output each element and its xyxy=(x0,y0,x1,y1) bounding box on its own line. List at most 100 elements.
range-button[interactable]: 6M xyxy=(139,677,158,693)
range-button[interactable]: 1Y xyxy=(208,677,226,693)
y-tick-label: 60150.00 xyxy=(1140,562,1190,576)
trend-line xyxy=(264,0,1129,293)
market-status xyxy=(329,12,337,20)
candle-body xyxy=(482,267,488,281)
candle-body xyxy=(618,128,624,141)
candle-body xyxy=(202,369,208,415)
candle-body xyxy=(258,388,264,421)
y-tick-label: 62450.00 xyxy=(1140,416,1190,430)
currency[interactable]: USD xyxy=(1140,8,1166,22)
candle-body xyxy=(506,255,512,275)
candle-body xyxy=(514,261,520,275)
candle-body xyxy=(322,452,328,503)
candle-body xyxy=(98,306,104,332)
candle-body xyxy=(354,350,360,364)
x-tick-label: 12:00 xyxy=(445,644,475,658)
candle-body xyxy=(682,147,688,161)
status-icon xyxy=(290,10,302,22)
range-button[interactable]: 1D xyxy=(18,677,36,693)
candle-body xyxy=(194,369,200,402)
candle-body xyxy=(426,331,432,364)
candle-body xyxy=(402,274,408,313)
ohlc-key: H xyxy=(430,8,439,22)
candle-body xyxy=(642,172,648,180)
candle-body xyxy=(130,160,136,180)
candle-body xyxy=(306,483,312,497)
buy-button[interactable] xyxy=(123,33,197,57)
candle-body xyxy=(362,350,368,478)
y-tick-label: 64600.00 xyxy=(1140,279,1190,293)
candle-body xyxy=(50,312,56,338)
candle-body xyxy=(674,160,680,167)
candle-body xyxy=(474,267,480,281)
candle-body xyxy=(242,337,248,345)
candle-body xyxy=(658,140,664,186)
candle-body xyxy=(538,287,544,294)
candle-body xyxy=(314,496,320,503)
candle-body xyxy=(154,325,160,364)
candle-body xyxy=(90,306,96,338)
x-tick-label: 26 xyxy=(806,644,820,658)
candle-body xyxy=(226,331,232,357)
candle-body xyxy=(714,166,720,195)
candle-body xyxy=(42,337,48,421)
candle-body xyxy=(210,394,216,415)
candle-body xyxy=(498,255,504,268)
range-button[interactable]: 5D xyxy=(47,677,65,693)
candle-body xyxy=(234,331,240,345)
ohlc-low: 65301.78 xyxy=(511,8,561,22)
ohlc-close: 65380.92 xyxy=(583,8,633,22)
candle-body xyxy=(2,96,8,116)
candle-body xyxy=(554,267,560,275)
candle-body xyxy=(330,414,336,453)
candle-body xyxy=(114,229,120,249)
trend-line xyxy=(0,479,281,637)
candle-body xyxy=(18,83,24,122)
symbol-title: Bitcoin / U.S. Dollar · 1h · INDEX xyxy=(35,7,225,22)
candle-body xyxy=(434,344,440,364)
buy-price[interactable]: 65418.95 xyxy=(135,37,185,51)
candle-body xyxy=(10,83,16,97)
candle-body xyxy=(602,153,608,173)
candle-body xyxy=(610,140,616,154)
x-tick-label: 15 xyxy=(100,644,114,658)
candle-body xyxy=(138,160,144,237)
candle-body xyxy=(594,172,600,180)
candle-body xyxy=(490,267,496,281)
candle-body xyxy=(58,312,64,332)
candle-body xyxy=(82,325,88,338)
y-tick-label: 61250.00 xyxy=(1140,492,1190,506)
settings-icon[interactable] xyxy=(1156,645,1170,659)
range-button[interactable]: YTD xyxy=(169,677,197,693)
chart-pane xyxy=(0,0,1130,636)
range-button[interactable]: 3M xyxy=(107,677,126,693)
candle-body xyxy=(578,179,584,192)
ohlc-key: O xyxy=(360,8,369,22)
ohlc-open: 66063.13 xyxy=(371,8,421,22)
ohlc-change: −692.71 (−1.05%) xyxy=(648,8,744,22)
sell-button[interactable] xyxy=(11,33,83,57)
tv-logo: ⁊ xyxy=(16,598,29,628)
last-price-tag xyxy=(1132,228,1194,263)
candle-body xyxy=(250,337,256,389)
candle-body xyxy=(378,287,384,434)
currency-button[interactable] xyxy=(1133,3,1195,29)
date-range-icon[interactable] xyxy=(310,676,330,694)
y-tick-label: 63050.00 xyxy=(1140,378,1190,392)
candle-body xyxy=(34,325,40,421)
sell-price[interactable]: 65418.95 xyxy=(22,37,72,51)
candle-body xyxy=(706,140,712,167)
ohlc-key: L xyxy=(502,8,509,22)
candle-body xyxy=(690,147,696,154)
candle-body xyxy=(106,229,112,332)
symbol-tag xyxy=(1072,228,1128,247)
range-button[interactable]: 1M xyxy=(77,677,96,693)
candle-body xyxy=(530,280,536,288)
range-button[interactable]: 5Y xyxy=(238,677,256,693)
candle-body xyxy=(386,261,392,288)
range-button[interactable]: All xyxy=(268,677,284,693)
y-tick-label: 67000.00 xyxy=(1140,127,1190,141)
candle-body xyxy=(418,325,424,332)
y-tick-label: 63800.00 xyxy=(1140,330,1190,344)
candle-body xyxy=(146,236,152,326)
------------------------------------------------------------------------
**Short task**
Rewrite every line of the item above, renaming "range-button" to "period-button" wherever it appears and leaving everything else unchanged.

**Completed task**
output each element and its xyxy=(x0,y0,x1,y1) bounding box on its own line. List at most 100 elements.
period-button[interactable]: 6M xyxy=(139,677,158,693)
period-button[interactable]: 1Y xyxy=(208,677,226,693)
y-tick-label: 60150.00 xyxy=(1140,562,1190,576)
trend-line xyxy=(264,0,1129,293)
market-status xyxy=(329,12,337,20)
candle-body xyxy=(482,267,488,281)
candle-body xyxy=(618,128,624,141)
candle-body xyxy=(202,369,208,415)
candle-body xyxy=(258,388,264,421)
y-tick-label: 62450.00 xyxy=(1140,416,1190,430)
currency[interactable]: USD xyxy=(1140,8,1166,22)
candle-body xyxy=(506,255,512,275)
candle-body xyxy=(514,261,520,275)
candle-body xyxy=(322,452,328,503)
candle-body xyxy=(98,306,104,332)
candle-body xyxy=(354,350,360,364)
x-tick-label: 12:00 xyxy=(445,644,475,658)
candle-body xyxy=(682,147,688,161)
status-icon xyxy=(290,10,302,22)
period-button[interactable]: 1D xyxy=(18,677,36,693)
candle-body xyxy=(194,369,200,402)
candle-body xyxy=(426,331,432,364)
candle-body xyxy=(402,274,408,313)
ohlc-key: H xyxy=(430,8,439,22)
candle-body xyxy=(642,172,648,180)
candle-body xyxy=(130,160,136,180)
candle-body xyxy=(306,483,312,497)
buy-button[interactable] xyxy=(123,33,197,57)
candle-body xyxy=(362,350,368,478)
y-tick-label: 64600.00 xyxy=(1140,279,1190,293)
candle-body xyxy=(50,312,56,338)
candle-body xyxy=(674,160,680,167)
candle-body xyxy=(474,267,480,281)
candle-body xyxy=(242,337,248,345)
candle-body xyxy=(658,140,664,186)
candle-body xyxy=(538,287,544,294)
candle-body xyxy=(314,496,320,503)
candle-body xyxy=(154,325,160,364)
candle-body xyxy=(90,306,96,338)
x-tick-label: 26 xyxy=(806,644,820,658)
candle-body xyxy=(226,331,232,357)
candle-body xyxy=(714,166,720,195)
candle-body xyxy=(42,337,48,421)
candle-body xyxy=(210,394,216,415)
candle-body xyxy=(498,255,504,268)
period-button[interactable]: 5D xyxy=(47,677,65,693)
candle-body xyxy=(234,331,240,345)
ohlc-low: 65301.78 xyxy=(511,8,561,22)
ohlc-close: 65380.92 xyxy=(583,8,633,22)
candle-body xyxy=(2,96,8,116)
candle-body xyxy=(554,267,560,275)
candle-body xyxy=(330,414,336,453)
candle-body xyxy=(114,229,120,249)
trend-line xyxy=(0,479,281,637)
candle-body xyxy=(18,83,24,122)
symbol-title: Bitcoin / U.S. Dollar · 1h · INDEX xyxy=(35,7,225,22)
candle-body xyxy=(434,344,440,364)
buy-price[interactable]: 65418.95 xyxy=(135,37,185,51)
candle-body xyxy=(10,83,16,97)
candle-body xyxy=(602,153,608,173)
candle-body xyxy=(610,140,616,154)
x-tick-label: 15 xyxy=(100,644,114,658)
candle-body xyxy=(138,160,144,237)
candle-body xyxy=(594,172,600,180)
candle-body xyxy=(490,267,496,281)
candle-body xyxy=(58,312,64,332)
candle-body xyxy=(82,325,88,338)
y-tick-label: 61250.00 xyxy=(1140,492,1190,506)
settings-icon[interactable] xyxy=(1156,645,1170,659)
period-button[interactable]: YTD xyxy=(169,677,197,693)
chart-pane xyxy=(0,0,1130,636)
period-button[interactable]: 3M xyxy=(107,677,126,693)
candle-body xyxy=(578,179,584,192)
ohlc-key: O xyxy=(360,8,369,22)
ohlc-open: 66063.13 xyxy=(371,8,421,22)
ohlc-change: −692.71 (−1.05%) xyxy=(648,8,744,22)
sell-button[interactable] xyxy=(11,33,83,57)
tv-logo: ⁊ xyxy=(16,598,29,628)
last-price-tag xyxy=(1132,228,1194,263)
candle-body xyxy=(250,337,256,389)
candle-body xyxy=(378,287,384,434)
currency-button[interactable] xyxy=(1133,3,1195,29)
date-range-icon[interactable] xyxy=(310,676,330,694)
y-tick-label: 63050.00 xyxy=(1140,378,1190,392)
candle-body xyxy=(34,325,40,421)
sell-price[interactable]: 65418.95 xyxy=(22,37,72,51)
candle-body xyxy=(706,140,712,167)
ohlc-key: L xyxy=(502,8,509,22)
candle-body xyxy=(690,147,696,154)
candle-body xyxy=(106,229,112,332)
symbol-tag xyxy=(1072,228,1128,247)
period-button[interactable]: 1M xyxy=(77,677,96,693)
candle-body xyxy=(530,280,536,288)
period-button[interactable]: 5Y xyxy=(238,677,256,693)
candle-body xyxy=(386,261,392,288)
period-button[interactable]: All xyxy=(268,677,284,693)
y-tick-label: 67000.00 xyxy=(1140,127,1190,141)
candle-body xyxy=(418,325,424,332)
y-tick-label: 63800.00 xyxy=(1140,330,1190,344)
candle-body xyxy=(146,236,152,326)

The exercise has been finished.